→ Goal of the exercise: Reproduce every line of the data below verbatim, without changing any character.

==================================================

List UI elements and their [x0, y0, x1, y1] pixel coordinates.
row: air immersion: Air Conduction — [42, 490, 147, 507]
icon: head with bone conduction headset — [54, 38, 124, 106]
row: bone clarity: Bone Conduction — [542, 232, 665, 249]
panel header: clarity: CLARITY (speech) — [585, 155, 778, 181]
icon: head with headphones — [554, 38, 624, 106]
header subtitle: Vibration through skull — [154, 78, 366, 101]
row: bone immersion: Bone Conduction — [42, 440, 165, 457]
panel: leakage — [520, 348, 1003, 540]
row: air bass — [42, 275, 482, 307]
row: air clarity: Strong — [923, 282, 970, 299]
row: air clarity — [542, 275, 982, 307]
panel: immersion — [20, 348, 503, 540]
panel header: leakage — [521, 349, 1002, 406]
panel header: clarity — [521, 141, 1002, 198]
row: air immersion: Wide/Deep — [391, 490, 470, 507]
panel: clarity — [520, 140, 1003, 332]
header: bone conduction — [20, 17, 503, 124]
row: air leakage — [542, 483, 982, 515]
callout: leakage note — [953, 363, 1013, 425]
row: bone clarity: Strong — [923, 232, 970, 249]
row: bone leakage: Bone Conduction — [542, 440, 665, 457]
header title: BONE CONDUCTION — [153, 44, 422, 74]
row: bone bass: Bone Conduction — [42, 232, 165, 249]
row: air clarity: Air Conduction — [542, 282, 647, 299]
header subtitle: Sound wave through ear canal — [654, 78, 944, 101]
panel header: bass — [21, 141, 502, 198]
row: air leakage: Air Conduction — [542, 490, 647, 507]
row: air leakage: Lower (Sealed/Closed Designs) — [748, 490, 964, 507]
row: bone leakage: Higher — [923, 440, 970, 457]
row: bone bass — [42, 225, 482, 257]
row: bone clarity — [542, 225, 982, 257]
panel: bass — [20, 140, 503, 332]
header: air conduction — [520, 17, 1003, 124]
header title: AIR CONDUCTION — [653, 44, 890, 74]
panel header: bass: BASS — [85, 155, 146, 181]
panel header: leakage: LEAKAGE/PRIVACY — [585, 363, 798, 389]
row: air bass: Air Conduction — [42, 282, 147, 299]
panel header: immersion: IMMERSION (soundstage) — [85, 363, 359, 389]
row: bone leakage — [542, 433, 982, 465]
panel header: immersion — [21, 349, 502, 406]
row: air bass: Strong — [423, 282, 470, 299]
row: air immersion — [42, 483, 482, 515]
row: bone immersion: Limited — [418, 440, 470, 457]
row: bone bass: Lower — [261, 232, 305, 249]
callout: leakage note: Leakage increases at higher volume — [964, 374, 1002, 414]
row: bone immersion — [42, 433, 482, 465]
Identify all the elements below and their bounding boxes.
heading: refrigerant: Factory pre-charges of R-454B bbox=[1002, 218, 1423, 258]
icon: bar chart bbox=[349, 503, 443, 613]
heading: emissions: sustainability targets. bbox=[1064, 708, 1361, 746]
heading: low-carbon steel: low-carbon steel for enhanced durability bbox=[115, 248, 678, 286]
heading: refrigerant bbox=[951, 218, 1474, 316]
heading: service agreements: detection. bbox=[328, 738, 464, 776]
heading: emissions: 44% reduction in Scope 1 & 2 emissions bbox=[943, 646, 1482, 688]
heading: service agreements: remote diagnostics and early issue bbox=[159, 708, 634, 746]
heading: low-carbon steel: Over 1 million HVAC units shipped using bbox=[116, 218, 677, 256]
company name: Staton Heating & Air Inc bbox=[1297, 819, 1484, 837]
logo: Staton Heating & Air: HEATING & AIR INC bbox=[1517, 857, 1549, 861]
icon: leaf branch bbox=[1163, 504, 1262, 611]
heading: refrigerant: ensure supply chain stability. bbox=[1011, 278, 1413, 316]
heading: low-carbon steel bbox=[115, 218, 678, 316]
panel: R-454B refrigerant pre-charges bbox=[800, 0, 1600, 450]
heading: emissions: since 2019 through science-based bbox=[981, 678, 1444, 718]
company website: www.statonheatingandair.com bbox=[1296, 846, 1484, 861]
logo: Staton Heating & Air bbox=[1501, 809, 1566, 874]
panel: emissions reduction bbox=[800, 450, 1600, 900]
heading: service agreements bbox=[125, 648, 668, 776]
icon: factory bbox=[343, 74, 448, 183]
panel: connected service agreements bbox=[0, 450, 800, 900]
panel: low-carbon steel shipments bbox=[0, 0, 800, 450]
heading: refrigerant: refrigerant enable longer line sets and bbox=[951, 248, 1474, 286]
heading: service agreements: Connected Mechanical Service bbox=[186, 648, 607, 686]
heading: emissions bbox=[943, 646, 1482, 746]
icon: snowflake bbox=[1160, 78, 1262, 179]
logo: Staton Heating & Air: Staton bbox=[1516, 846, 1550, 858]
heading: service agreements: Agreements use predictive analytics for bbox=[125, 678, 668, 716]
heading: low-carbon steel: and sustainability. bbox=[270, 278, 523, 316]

==================================================

→ Full output:
List UI elements and their [x0, y0, x1, y1] pixel coordinates.
row: air immersion: Air Conduction — [42, 490, 147, 507]
icon: head with bone conduction headset — [54, 38, 124, 106]
row: bone clarity: Bone Conduction — [542, 232, 665, 249]
panel header: clarity: CLARITY (speech) — [585, 155, 778, 181]
icon: head with headphones — [554, 38, 624, 106]
header subtitle: Vibration through skull — [154, 78, 366, 101]
row: bone immersion: Bone Conduction — [42, 440, 165, 457]
panel: leakage — [520, 348, 1003, 540]
row: air bass — [42, 275, 482, 307]
row: air clarity: Strong — [923, 282, 970, 299]
row: air clarity — [542, 275, 982, 307]
panel: immersion — [20, 348, 503, 540]
panel header: leakage — [521, 349, 1002, 406]
panel header: clarity — [521, 141, 1002, 198]
row: air immersion: Wide/Deep — [391, 490, 470, 507]
panel: clarity — [520, 140, 1003, 332]
header: bone conduction — [20, 17, 503, 124]
row: air leakage — [542, 483, 982, 515]
callout: leakage note — [953, 363, 1013, 425]
row: bone clarity: Strong — [923, 232, 970, 249]
row: bone leakage: Bone Conduction — [542, 440, 665, 457]
header title: BONE CONDUCTION — [153, 44, 422, 74]
row: bone bass: Bone Conduction — [42, 232, 165, 249]
row: air clarity: Air Conduction — [542, 282, 647, 299]
header subtitle: Sound wave through ear canal — [654, 78, 944, 101]
panel header: bass — [21, 141, 502, 198]
row: air leakage: Air Conduction — [542, 490, 647, 507]
row: air leakage: Lower (Sealed/Closed Designs) — [748, 490, 964, 507]
row: bone leakage: Higher — [923, 440, 970, 457]
row: bone bass — [42, 225, 482, 257]
row: bone clarity — [542, 225, 982, 257]
panel: bass — [20, 140, 503, 332]
header: air conduction — [520, 17, 1003, 124]
header title: AIR CONDUCTION — [653, 44, 890, 74]
panel header: bass: BASS — [85, 155, 146, 181]
panel header: leakage: LEAKAGE/PRIVACY — [585, 363, 798, 389]
row: air bass: Air Conduction — [42, 282, 147, 299]
panel header: immersion: IMMERSION (soundstage) — [85, 363, 359, 389]
row: bone leakage — [542, 433, 982, 465]
panel header: immersion — [21, 349, 502, 406]
row: air bass: Strong — [423, 282, 470, 299]
row: air immersion — [42, 483, 482, 515]
row: bone immersion: Limited — [418, 440, 470, 457]
row: bone bass: Lower — [261, 232, 305, 249]
callout: leakage note: Leakage increases at higher volume — [964, 374, 1002, 414]
row: bone immersion — [42, 433, 482, 465]
Identify all the elements below and their bounding boxes.
heading: refrigerant: Factory pre-charges of R-454B bbox=[1002, 218, 1423, 258]
icon: bar chart bbox=[349, 503, 443, 613]
heading: emissions: sustainability targets. bbox=[1064, 708, 1361, 746]
heading: low-carbon steel: low-carbon steel for enhanced durability bbox=[115, 248, 678, 286]
heading: refrigerant bbox=[951, 218, 1474, 316]
heading: service agreements: detection. bbox=[328, 738, 464, 776]
heading: emissions: 44% reduction in Scope 1 & 2 emissions bbox=[943, 646, 1482, 688]
heading: service agreements: remote diagnostics and early issue bbox=[159, 708, 634, 746]
heading: low-carbon steel: Over 1 million HVAC units shipped using bbox=[116, 218, 677, 256]
company name: Staton Heating & Air Inc bbox=[1297, 819, 1484, 837]
logo: Staton Heating & Air: HEATING & AIR INC bbox=[1517, 857, 1549, 861]
icon: leaf branch bbox=[1163, 504, 1262, 611]
heading: refrigerant: ensure supply chain stability. bbox=[1011, 278, 1413, 316]
heading: low-carbon steel bbox=[115, 218, 678, 316]
panel: R-454B refrigerant pre-charges bbox=[800, 0, 1600, 450]
heading: emissions: since 2019 through science-based bbox=[981, 678, 1444, 718]
company website: www.statonheatingandair.com bbox=[1296, 846, 1484, 861]
logo: Staton Heating & Air bbox=[1501, 809, 1566, 874]
panel: emissions reduction bbox=[800, 450, 1600, 900]
heading: service agreements bbox=[125, 648, 668, 776]
icon: factory bbox=[343, 74, 448, 183]
panel: connected service agreements bbox=[0, 450, 800, 900]
panel: low-carbon steel shipments bbox=[0, 0, 800, 450]
heading: refrigerant: refrigerant enable longer line sets and bbox=[951, 248, 1474, 286]
heading: service agreements: Connected Mechanical Service bbox=[186, 648, 607, 686]
heading: emissions bbox=[943, 646, 1482, 746]
icon: snowflake bbox=[1160, 78, 1262, 179]
logo: Staton Heating & Air: Staton bbox=[1516, 846, 1550, 858]
heading: service agreements: Agreements use predictive analytics for bbox=[125, 678, 668, 716]
heading: low-carbon steel: and sustainability. bbox=[270, 278, 523, 316]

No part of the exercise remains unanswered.